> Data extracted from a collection
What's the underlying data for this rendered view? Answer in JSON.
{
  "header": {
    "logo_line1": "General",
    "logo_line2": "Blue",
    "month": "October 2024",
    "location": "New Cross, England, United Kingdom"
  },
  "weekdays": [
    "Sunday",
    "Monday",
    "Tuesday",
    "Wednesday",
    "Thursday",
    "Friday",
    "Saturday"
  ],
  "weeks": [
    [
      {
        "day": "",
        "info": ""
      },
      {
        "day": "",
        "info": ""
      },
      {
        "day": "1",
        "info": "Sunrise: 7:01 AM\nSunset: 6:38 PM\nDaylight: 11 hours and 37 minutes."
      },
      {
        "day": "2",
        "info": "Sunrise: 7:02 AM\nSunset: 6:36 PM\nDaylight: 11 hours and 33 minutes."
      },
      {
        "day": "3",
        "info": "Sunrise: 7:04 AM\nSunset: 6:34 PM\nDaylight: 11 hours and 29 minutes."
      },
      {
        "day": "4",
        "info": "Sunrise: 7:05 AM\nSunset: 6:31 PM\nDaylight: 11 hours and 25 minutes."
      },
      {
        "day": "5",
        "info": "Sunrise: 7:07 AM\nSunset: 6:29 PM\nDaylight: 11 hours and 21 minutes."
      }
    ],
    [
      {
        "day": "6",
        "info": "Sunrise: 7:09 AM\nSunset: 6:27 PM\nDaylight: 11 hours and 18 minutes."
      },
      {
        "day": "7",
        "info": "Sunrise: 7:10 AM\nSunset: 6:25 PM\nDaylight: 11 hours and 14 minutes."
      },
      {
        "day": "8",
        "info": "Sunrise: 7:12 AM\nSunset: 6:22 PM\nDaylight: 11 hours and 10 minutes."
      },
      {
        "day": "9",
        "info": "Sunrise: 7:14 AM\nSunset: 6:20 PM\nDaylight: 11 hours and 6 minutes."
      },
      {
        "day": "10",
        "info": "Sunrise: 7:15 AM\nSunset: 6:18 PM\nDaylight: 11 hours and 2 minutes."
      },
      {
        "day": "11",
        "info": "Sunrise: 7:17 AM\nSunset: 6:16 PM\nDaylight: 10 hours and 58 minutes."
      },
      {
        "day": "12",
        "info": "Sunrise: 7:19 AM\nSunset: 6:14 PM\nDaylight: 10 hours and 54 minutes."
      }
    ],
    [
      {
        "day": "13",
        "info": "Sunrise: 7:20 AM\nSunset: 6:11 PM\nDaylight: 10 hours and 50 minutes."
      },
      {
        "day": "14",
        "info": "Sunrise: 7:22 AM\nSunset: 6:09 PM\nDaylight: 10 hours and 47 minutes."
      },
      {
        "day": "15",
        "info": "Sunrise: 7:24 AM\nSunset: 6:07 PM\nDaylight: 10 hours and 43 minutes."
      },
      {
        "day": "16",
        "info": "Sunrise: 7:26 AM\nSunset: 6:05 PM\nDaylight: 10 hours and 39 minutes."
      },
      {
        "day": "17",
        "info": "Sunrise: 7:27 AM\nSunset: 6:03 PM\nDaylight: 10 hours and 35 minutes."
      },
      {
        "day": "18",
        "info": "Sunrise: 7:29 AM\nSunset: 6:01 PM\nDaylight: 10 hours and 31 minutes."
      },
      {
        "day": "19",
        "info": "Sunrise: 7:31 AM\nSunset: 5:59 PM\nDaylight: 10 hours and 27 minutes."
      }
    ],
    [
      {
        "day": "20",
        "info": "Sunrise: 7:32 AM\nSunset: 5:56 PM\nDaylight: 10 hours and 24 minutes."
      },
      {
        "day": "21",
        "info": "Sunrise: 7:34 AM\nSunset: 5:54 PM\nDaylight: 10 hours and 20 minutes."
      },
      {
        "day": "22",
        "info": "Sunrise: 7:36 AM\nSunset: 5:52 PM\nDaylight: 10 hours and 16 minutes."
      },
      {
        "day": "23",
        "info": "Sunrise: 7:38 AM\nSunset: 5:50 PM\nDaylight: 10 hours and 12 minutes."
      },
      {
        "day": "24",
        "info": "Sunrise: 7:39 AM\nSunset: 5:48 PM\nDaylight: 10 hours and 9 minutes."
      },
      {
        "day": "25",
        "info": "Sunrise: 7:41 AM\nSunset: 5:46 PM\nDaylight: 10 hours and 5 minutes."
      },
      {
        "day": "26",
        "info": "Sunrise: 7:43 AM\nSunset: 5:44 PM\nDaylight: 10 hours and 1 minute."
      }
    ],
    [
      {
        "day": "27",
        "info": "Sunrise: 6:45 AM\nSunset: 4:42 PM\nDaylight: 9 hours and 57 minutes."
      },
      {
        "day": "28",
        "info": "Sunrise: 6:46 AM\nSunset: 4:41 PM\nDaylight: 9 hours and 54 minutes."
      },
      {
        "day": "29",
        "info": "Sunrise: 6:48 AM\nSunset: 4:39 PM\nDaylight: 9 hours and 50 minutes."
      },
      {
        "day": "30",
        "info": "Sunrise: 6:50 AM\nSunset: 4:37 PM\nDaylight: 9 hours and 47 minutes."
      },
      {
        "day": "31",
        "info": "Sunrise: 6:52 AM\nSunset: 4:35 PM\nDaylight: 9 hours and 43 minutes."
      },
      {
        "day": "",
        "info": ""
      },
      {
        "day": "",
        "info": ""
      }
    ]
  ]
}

> Your instructions
Every record should be given again exactly.

> The reply
What's the underlying data for this rendered view? Answer in JSON.
{
  "header": {
    "logo_line1": "General",
    "logo_line2": "Blue",
    "month": "October 2024",
    "location": "New Cross, England, United Kingdom"
  },
  "weekdays": [
    "Sunday",
    "Monday",
    "Tuesday",
    "Wednesday",
    "Thursday",
    "Friday",
    "Saturday"
  ],
  "weeks": [
    [
      {
        "day": "",
        "info": ""
      },
      {
        "day": "",
        "info": ""
      },
      {
        "day": "1",
        "info": "Sunrise: 7:01 AM\nSunset: 6:38 PM\nDaylight: 11 hours and 37 minutes."
      },
      {
        "day": "2",
        "info": "Sunrise: 7:02 AM\nSunset: 6:36 PM\nDaylight: 11 hours and 33 minutes."
      },
      {
        "day": "3",
        "info": "Sunrise: 7:04 AM\nSunset: 6:34 PM\nDaylight: 11 hours and 29 minutes."
      },
      {
        "day": "4",
        "info": "Sunrise: 7:05 AM\nSunset: 6:31 PM\nDaylight: 11 hours and 25 minutes."
      },
      {
        "day": "5",
        "info": "Sunrise: 7:07 AM\nSunset: 6:29 PM\nDaylight: 11 hours and 21 minutes."
      }
    ],
    [
      {
        "day": "6",
        "info": "Sunrise: 7:09 AM\nSunset: 6:27 PM\nDaylight: 11 hours and 18 minutes."
      },
      {
        "day": "7",
        "info": "Sunrise: 7:10 AM\nSunset: 6:25 PM\nDaylight: 11 hours and 14 minutes."
      },
      {
        "day": "8",
        "info": "Sunrise: 7:12 AM\nSunset: 6:22 PM\nDaylight: 11 hours and 10 minutes."
      },
      {
        "day": "9",
        "info": "Sunrise: 7:14 AM\nSunset: 6:20 PM\nDaylight: 11 hours and 6 minutes."
      },
      {
        "day": "10",
        "info": "Sunrise: 7:15 AM\nSunset: 6:18 PM\nDaylight: 11 hours and 2 minutes."
      },
      {
        "day": "11",
        "info": "Sunrise: 7:17 AM\nSunset: 6:16 PM\nDaylight: 10 hours and 58 minutes."
      },
      {
        "day": "12",
        "info": "Sunrise: 7:19 AM\nSunset: 6:14 PM\nDaylight: 10 hours and 54 minutes."
      }
    ],
    [
      {
        "day": "13",
        "info": "Sunrise: 7:20 AM\nSunset: 6:11 PM\nDaylight: 10 hours and 50 minutes."
      },
      {
        "day": "14",
        "info": "Sunrise: 7:22 AM\nSunset: 6:09 PM\nDaylight: 10 hours and 47 minutes."
      },
      {
        "day": "15",
        "info": "Sunrise: 7:24 AM\nSunset: 6:07 PM\nDaylight: 10 hours and 43 minutes."
      },
      {
        "day": "16",
        "info": "Sunrise: 7:26 AM\nSunset: 6:05 PM\nDaylight: 10 hours and 39 minutes."
      },
      {
        "day": "17",
        "info": "Sunrise: 7:27 AM\nSunset: 6:03 PM\nDaylight: 10 hours and 35 minutes."
      },
      {
        "day": "18",
        "info": "Sunrise: 7:29 AM\nSunset: 6:01 PM\nDaylight: 10 hours and 31 minutes."
      },
      {
        "day": "19",
        "info": "Sunrise: 7:31 AM\nSunset: 5:59 PM\nDaylight: 10 hours and 27 minutes."
      }
    ],
    [
      {
        "day": "20",
        "info": "Sunrise: 7:32 AM\nSunset: 5:56 PM\nDaylight: 10 hours and 24 minutes."
      },
      {
        "day": "21",
        "info": "Sunrise: 7:34 AM\nSunset: 5:54 PM\nDaylight: 10 hours and 20 minutes."
      },
      {
        "day": "22",
        "info": "Sunrise: 7:36 AM\nSunset: 5:52 PM\nDaylight: 10 hours and 16 minutes."
      },
      {
        "day": "23",
        "info": "Sunrise: 7:38 AM\nSunset: 5:50 PM\nDaylight: 10 hours and 12 minutes."
      },
      {
        "day": "24",
        "info": "Sunrise: 7:39 AM\nSunset: 5:48 PM\nDaylight: 10 hours and 9 minutes."
      },
      {
        "day": "25",
        "info": "Sunrise: 7:41 AM\nSunset: 5:46 PM\nDaylight: 10 hours and 5 minutes."
      },
      {
        "day": "26",
        "info": "Sunrise: 7:43 AM\nSunset: 5:44 PM\nDaylight: 10 hours and 1 minute."
      }
    ],
    [
      {
        "day": "27",
        "info": "Sunrise: 6:45 AM\nSunset: 4:42 PM\nDaylight: 9 hours and 57 minutes."
      },
      {
        "day": "28",
        "info": "Sunrise: 6:46 AM\nSunset: 4:41 PM\nDaylight: 9 hours and 54 minutes."
      },
      {
        "day": "29",
        "info": "Sunrise: 6:48 AM\nSunset: 4:39 PM\nDaylight: 9 hours and 50 minutes."
      },
      {
        "day": "30",
        "info": "Sunrise: 6:50 AM\nSunset: 4:37 PM\nDaylight: 9 hours and 47 minutes."
      },
      {
        "day": "31",
        "info": "Sunrise: 6:52 AM\nSunset: 4:35 PM\nDaylight: 9 hours and 43 minutes."
      },
      {
        "day": "",
        "info": ""
      },
      {
        "day": "",
        "info": ""
      }
    ]
  ]
}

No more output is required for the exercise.